* _Work instructions_: Scan the entries below. Report each line where the string "label" occurs.

### Dataset entries

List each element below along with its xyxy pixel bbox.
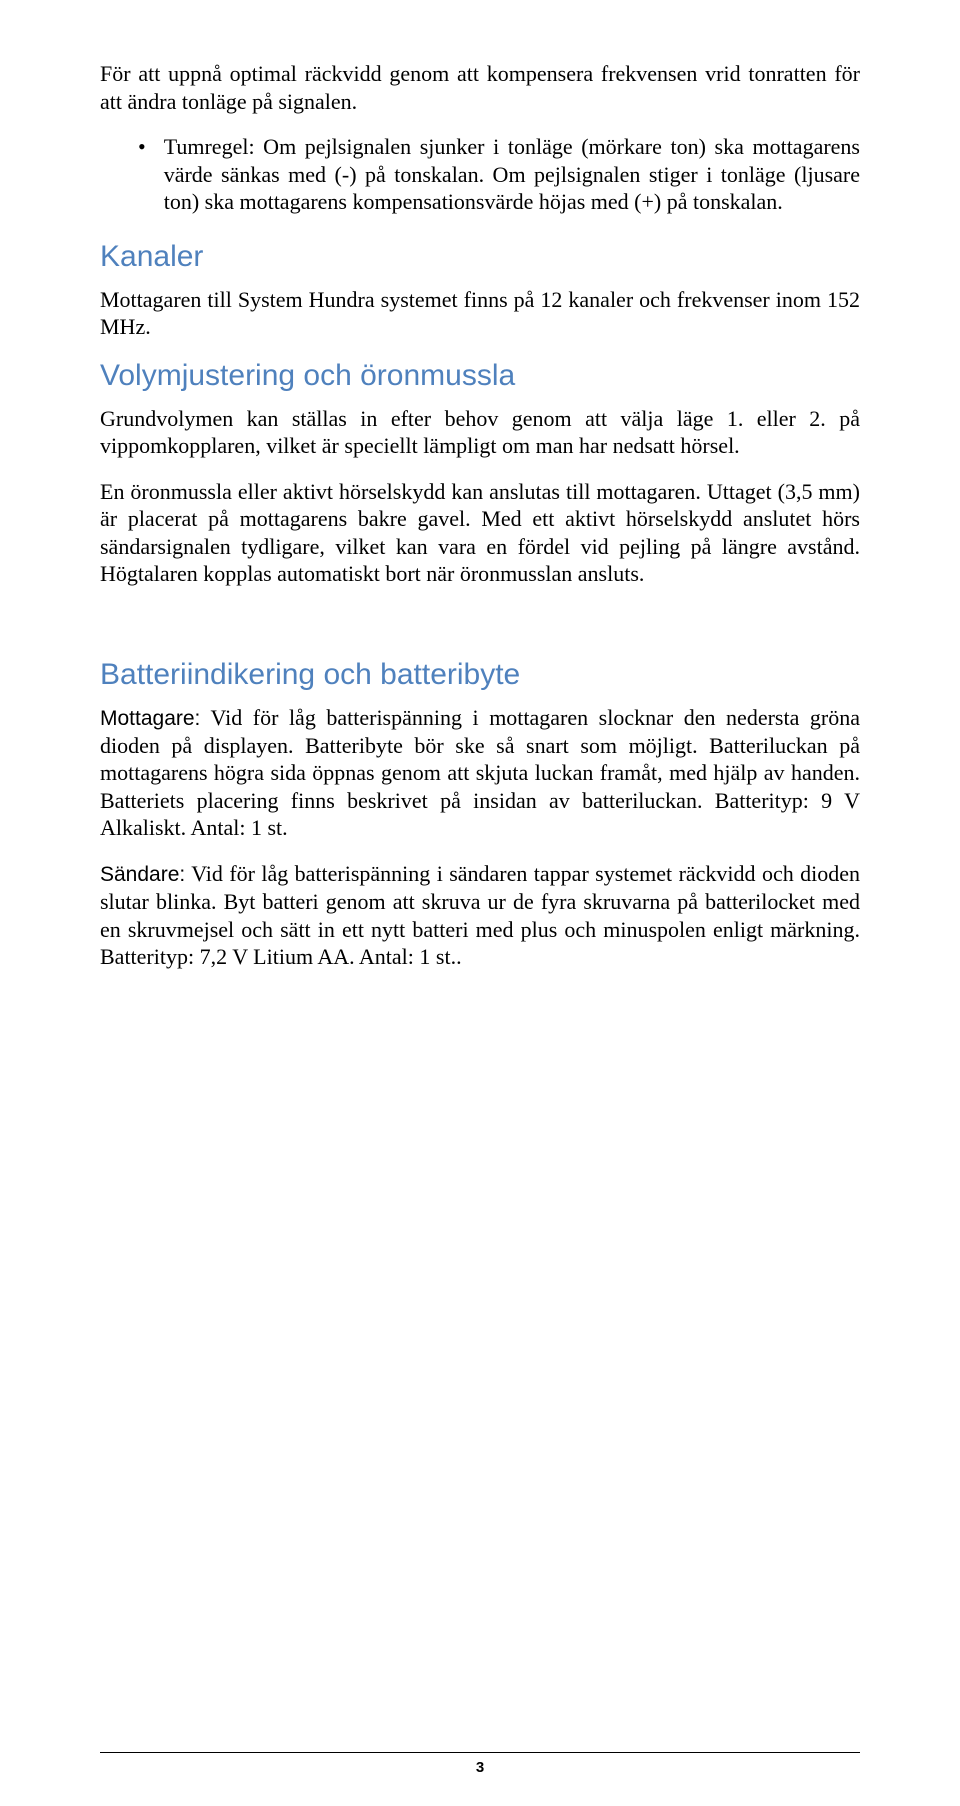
bullet-item: • Tumregel: Om pejlsignalen sjunker i to… — [138, 133, 860, 216]
batteri-sandare-paragraph: Sändare: Vid för låg batterispänning i s… — [100, 860, 860, 971]
volym-paragraph-1: Grundvolymen kan ställas in efter behov … — [100, 405, 860, 460]
document-page: För att uppnå optimal räckvidd genom att… — [0, 0, 960, 1806]
bullet-text: Tumregel: Om pejlsignalen sjunker i tonl… — [164, 133, 860, 216]
page-number: 3 — [100, 1759, 860, 1776]
bullet-marker: • — [138, 133, 146, 216]
mottagare-label: Mottagare: — [100, 707, 200, 730]
kanaler-paragraph: Mottagaren till System Hundra systemet f… — [100, 286, 860, 341]
volym-paragraph-2: En öronmussla eller aktivt hörselskydd k… — [100, 478, 860, 588]
intro-paragraph: För att uppnå optimal räckvidd genom att… — [100, 60, 860, 115]
heading-kanaler: Kanaler — [100, 240, 860, 274]
heading-batteri: Batteriindikering och batteribyte — [100, 658, 860, 692]
sandare-text: Vid för låg batterispänning i sändaren t… — [100, 861, 860, 969]
batteri-mottagare-paragraph: Mottagare: Vid för låg batterispänning i… — [100, 704, 860, 842]
heading-volym: Volymjustering och öronmussla — [100, 359, 860, 393]
page-footer: 3 — [100, 1752, 860, 1776]
sandare-label: Sändare: — [100, 863, 185, 886]
mottagare-text: Vid för låg batterispänning i mottagaren… — [100, 705, 860, 841]
footer-divider — [100, 1752, 860, 1753]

######

* _Answer to the exercise_:
mottagare-label: Mottagare: — [100, 707, 200, 730]
sandare-label: Sändare: — [100, 863, 185, 886]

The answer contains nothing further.